>> begin DATA SECTION
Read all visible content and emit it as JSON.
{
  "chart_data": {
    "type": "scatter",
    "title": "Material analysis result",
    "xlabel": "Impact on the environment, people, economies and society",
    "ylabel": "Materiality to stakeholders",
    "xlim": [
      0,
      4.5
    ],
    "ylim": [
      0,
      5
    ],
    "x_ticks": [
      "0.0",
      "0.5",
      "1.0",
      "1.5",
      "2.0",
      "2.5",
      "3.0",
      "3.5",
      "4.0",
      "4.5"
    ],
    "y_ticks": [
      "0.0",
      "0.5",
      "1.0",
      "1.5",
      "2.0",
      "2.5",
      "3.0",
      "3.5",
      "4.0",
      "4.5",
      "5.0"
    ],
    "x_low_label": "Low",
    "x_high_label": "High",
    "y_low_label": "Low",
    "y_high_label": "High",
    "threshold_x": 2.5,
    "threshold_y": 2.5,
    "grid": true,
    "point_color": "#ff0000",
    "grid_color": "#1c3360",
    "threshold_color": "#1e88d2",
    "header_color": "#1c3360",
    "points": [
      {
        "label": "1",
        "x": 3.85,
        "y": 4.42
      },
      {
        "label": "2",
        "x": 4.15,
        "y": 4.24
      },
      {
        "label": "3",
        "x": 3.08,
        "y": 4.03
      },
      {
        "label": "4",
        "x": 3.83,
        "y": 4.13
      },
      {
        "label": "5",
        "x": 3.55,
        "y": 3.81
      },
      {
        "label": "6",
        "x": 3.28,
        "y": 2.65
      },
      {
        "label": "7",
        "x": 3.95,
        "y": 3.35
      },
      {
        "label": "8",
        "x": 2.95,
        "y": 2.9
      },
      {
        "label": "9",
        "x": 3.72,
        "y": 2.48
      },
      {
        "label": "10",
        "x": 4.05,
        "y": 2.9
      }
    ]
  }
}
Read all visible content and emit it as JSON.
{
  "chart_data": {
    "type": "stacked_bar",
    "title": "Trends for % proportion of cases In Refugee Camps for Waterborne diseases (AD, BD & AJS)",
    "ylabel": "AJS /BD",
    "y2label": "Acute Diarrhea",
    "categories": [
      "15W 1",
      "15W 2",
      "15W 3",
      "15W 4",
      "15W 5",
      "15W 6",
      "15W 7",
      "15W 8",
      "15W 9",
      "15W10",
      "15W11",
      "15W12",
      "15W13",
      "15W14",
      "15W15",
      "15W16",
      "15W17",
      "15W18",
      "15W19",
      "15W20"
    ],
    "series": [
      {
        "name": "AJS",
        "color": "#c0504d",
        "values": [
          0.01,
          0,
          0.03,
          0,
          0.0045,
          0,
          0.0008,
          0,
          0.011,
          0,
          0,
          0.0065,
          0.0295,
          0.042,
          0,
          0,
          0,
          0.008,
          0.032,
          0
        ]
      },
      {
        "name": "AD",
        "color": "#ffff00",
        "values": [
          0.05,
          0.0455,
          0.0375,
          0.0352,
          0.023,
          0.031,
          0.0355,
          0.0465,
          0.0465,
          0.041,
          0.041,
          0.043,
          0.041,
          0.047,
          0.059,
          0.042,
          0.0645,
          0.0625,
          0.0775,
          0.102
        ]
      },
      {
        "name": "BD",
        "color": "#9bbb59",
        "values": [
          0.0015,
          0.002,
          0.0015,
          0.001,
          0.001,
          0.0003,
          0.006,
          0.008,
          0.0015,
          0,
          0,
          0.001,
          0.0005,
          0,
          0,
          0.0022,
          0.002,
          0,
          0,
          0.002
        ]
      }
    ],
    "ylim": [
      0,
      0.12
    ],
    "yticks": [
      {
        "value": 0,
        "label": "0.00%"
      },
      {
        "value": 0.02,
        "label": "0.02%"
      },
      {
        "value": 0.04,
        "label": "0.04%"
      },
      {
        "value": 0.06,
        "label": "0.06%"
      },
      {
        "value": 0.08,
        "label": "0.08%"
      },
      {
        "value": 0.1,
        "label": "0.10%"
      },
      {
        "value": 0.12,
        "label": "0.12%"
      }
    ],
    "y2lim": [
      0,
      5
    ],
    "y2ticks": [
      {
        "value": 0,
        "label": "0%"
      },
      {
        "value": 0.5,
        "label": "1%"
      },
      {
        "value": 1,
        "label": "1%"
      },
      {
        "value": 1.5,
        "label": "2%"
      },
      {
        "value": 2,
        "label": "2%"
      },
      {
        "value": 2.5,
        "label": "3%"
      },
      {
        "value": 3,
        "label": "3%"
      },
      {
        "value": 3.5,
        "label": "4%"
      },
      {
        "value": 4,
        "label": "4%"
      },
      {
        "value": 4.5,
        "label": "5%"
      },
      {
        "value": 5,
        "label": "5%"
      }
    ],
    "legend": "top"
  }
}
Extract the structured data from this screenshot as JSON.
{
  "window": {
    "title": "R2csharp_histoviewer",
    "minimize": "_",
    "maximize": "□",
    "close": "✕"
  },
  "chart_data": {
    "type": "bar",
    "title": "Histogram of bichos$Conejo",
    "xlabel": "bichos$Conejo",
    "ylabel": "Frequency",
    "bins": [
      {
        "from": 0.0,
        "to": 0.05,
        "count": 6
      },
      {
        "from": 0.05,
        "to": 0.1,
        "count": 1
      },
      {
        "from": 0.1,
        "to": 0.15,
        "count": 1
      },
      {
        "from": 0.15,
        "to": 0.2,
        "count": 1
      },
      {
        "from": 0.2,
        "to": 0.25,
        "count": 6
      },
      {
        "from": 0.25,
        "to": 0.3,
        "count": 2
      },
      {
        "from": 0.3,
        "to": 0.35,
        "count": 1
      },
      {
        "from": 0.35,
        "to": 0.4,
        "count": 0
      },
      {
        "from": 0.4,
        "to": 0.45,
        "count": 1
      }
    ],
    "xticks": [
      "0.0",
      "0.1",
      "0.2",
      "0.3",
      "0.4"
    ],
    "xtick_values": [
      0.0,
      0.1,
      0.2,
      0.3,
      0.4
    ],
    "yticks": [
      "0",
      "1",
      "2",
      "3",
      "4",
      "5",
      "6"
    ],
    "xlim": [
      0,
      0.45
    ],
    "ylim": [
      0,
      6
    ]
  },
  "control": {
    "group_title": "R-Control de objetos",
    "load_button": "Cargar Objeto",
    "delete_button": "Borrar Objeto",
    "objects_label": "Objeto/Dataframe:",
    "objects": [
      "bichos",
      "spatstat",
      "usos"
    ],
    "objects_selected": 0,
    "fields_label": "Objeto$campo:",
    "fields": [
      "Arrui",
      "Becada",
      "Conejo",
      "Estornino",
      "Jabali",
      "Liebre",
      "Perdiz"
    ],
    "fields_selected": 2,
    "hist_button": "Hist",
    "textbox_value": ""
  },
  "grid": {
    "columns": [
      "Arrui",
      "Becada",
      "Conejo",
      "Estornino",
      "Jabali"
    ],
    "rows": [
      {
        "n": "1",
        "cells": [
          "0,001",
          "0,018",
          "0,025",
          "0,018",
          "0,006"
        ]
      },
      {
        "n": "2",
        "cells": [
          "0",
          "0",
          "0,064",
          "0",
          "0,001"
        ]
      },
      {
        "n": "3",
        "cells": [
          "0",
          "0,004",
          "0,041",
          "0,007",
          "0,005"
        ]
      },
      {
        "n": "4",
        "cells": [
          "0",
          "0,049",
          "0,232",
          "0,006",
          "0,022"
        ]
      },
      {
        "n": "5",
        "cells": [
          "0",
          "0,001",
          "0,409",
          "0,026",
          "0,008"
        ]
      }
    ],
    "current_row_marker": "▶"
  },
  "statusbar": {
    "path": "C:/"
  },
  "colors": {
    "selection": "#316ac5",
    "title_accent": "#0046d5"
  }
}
>> end DATA SECTION
### GIVEN EXERCISE
Count the lines in the records above that contain the word "type", and give only the number.

### ANSWER TO THE EXERCISE
3